| Task to complete |
Go through the entries one line at a time, and gather every line that has the word "folha".
**********
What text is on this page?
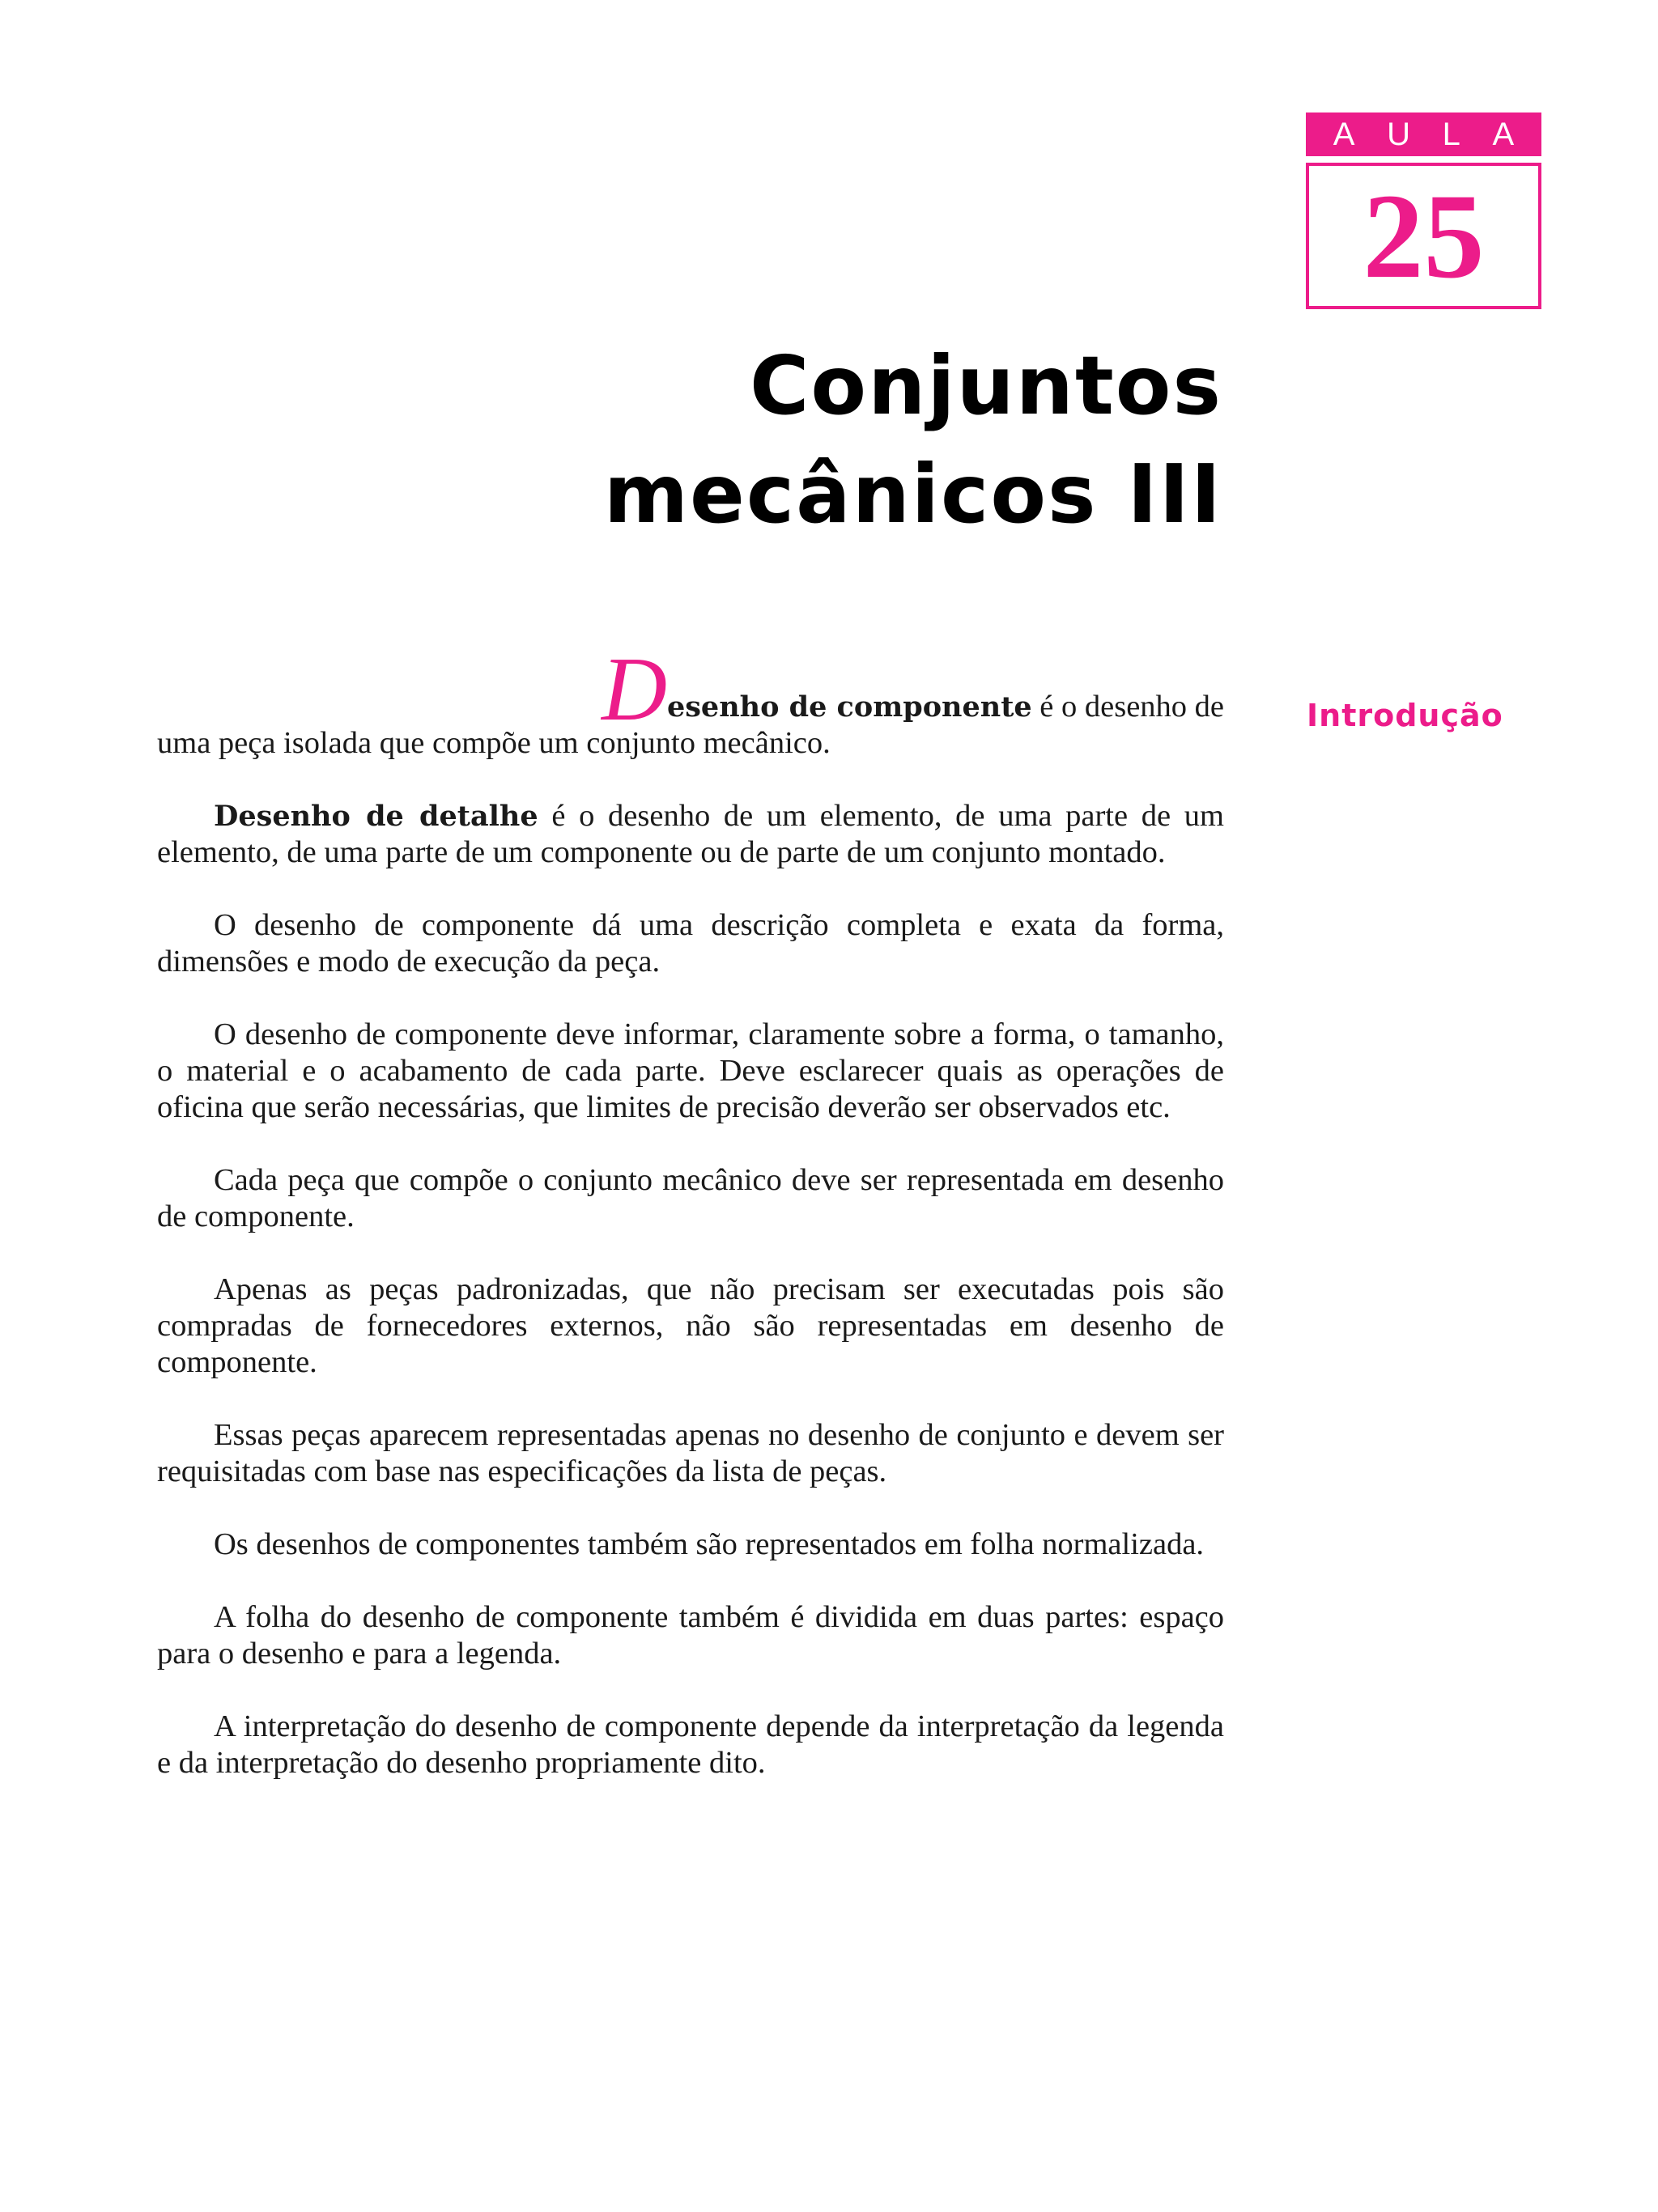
A U L A
25
Conjuntos
mecânicos III
Introdução
Desenho de componente é o desenho de

uma peça isolada que compõe um conjunto mecânico.

Desenho de detalhe é o desenho de um elemento, de uma parte de um elemento, de uma parte de um componente ou de parte de um conjunto montado.

O desenho de componente dá uma descrição completa e exata da forma, dimensões e modo de execução da peça.

O desenho de componente deve informar, claramente sobre a forma, o tamanho, o material e o acabamento de cada parte. Deve esclarecer quais as operações de oficina que serão necessárias, que limites de precisão deverão ser observados etc.

Cada peça que compõe o conjunto mecânico deve ser representada em desenho de componente.

Apenas as peças padronizadas, que não precisam ser executadas pois são compradas de fornecedores externos, não são representadas em desenho de componente.

Essas peças aparecem representadas apenas no desenho de conjunto e devem ser requisitadas com base nas especificações da lista de peças.

Os desenhos de componentes também são representados em folha normalizada.

A folha do desenho de componente também é dividida em duas partes: espaço para o desenho e para a legenda.

A interpretação do desenho de componente depende da interpretação da legenda e da interpretação do desenho propriamente dito.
**********
| Result below |
Os desenhos de componentes também são representados em folha normalizada.
A folha do desenho de componente também é dividida em duas partes: espaço para o desenho e para a legenda.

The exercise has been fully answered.